• **YOUR INSTRUCTIONS**
Every record below should be transcribed exactly. Omit the images.

==*==

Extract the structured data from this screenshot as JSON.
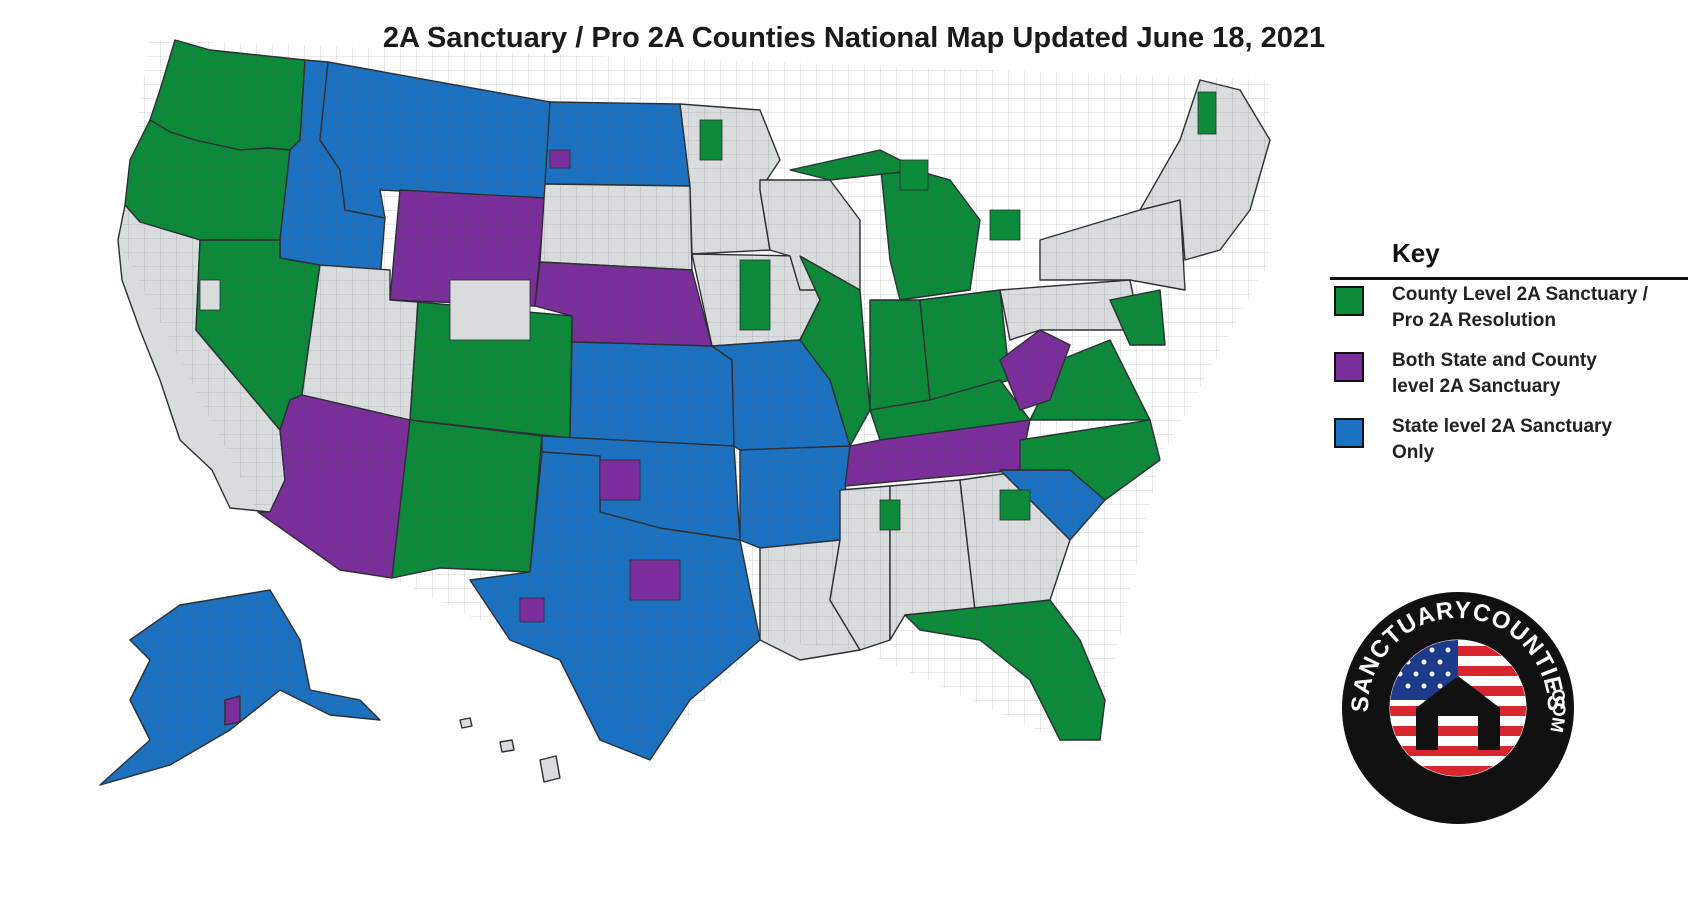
{
  "title": "2A Sanctuary / Pro 2A Counties National Map Updated June 18, 2021",
  "colors": {
    "county_level": "#0b8a3a",
    "state_and_county": "#7b2d9b",
    "state_only": "#1b72c2",
    "no_status": "#d9dcdd",
    "borders": "#2b2f33"
  },
  "legend": {
    "title": "Key",
    "items": [
      {
        "line1": "County Level 2A Sanctuary /",
        "line2": "Pro 2A Resolution",
        "color": "#0b8a3a"
      },
      {
        "line1": "Both State and County",
        "line2": "level 2A Sanctuary",
        "color": "#7b2d9b"
      },
      {
        "line1": "State level 2A Sanctuary",
        "line2": "Only",
        "color": "#1b72c2"
      }
    ]
  },
  "badge": {
    "text_top": "SANCTUARYCOUNTIES",
    "text_bottom": "SANCTUARYCOUNTIES.COM",
    "icon": "flag-house-icon"
  }
}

==*==

• **FULL OUTPUT**
Extract the structured data from this screenshot as JSON.
{
  "title": "2A Sanctuary / Pro 2A Counties National Map Updated June 18, 2021",
  "colors": {
    "county_level": "#0b8a3a",
    "state_and_county": "#7b2d9b",
    "state_only": "#1b72c2",
    "no_status": "#d9dcdd",
    "borders": "#2b2f33"
  },
  "legend": {
    "title": "Key",
    "items": [
      {
        "line1": "County Level 2A Sanctuary /",
        "line2": "Pro 2A Resolution",
        "color": "#0b8a3a"
      },
      {
        "line1": "Both State and County",
        "line2": "level 2A Sanctuary",
        "color": "#7b2d9b"
      },
      {
        "line1": "State level 2A Sanctuary",
        "line2": "Only",
        "color": "#1b72c2"
      }
    ]
  },
  "badge": {
    "text_top": "SANCTUARYCOUNTIES",
    "text_bottom": "SANCTUARYCOUNTIES.COM",
    "icon": "flag-house-icon"
  }
}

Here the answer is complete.